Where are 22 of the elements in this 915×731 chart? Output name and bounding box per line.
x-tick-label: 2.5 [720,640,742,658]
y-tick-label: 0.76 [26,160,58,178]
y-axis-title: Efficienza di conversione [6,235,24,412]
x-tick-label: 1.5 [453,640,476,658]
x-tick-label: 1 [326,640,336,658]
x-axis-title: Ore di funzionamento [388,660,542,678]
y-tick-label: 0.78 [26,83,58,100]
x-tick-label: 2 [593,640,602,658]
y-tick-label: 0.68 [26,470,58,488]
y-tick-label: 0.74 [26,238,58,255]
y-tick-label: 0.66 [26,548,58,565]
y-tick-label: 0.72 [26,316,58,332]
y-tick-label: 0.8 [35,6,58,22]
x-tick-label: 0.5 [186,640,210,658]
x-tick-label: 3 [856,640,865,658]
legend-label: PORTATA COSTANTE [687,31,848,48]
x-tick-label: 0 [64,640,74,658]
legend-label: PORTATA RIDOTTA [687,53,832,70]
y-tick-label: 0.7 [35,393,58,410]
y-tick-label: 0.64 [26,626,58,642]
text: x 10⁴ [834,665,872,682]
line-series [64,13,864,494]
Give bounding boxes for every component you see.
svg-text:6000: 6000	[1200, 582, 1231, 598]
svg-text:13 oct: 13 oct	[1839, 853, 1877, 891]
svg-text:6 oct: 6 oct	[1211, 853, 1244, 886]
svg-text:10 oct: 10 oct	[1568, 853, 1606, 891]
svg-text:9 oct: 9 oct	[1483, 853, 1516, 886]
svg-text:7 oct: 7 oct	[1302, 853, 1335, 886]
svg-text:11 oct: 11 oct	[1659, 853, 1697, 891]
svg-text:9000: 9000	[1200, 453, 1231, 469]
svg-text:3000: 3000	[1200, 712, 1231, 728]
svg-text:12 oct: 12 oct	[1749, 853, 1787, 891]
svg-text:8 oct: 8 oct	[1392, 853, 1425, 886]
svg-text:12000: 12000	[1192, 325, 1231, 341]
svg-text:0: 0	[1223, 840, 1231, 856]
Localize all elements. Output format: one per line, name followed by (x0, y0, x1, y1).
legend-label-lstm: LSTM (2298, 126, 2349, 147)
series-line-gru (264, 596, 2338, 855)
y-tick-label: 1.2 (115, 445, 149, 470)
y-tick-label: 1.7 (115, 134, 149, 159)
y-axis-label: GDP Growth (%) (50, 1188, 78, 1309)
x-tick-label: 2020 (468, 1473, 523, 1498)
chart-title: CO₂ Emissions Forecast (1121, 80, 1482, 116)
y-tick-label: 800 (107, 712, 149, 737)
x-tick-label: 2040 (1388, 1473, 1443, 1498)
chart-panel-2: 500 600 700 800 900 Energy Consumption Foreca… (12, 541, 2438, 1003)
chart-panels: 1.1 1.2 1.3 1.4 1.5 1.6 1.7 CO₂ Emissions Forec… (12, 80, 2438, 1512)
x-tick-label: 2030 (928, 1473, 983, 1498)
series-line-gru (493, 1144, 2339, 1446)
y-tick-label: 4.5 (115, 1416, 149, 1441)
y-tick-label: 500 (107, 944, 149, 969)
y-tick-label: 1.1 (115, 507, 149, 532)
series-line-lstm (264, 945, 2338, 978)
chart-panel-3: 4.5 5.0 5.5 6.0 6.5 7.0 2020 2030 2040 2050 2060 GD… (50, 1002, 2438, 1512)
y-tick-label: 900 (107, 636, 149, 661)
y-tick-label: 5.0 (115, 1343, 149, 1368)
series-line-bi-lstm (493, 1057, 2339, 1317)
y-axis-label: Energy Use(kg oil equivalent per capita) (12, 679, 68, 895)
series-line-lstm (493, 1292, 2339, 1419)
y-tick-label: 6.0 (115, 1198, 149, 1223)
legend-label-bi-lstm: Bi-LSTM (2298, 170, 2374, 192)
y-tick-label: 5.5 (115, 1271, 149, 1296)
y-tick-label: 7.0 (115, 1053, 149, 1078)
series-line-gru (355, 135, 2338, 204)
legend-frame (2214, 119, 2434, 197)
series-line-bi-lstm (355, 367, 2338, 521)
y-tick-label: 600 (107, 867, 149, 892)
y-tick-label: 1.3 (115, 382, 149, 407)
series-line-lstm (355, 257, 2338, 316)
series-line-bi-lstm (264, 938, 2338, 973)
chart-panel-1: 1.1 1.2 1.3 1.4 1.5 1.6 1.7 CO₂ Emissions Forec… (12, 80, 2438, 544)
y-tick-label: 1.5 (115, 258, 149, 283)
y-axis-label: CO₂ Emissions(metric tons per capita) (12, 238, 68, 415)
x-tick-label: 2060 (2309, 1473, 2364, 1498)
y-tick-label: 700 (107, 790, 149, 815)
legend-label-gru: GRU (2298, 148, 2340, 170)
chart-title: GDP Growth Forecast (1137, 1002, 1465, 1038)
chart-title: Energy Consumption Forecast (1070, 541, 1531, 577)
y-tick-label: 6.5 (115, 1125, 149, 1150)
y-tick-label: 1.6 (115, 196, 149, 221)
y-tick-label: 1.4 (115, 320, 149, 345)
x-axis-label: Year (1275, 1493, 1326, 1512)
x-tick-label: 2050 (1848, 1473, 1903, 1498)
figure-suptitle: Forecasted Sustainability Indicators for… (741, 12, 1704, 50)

Exercise: Rewrite everything from the start of the rows down to the line containing "x-tick-label: 1.5 [453,640,476,658]", renaming "x-tick-label" to "x-axis-tick" and leaving everything else unchanged. Return only those lines.

Reply to the exercise:
Where are 22 of the elements in this 915×731 chart? Output name and bounding box per line.
x-axis-tick: 2.5 [720,640,742,658]
y-tick-label: 0.76 [26,160,58,178]
y-axis-title: Efficienza di conversione [6,235,24,412]
x-axis-tick: 1.5 [453,640,476,658]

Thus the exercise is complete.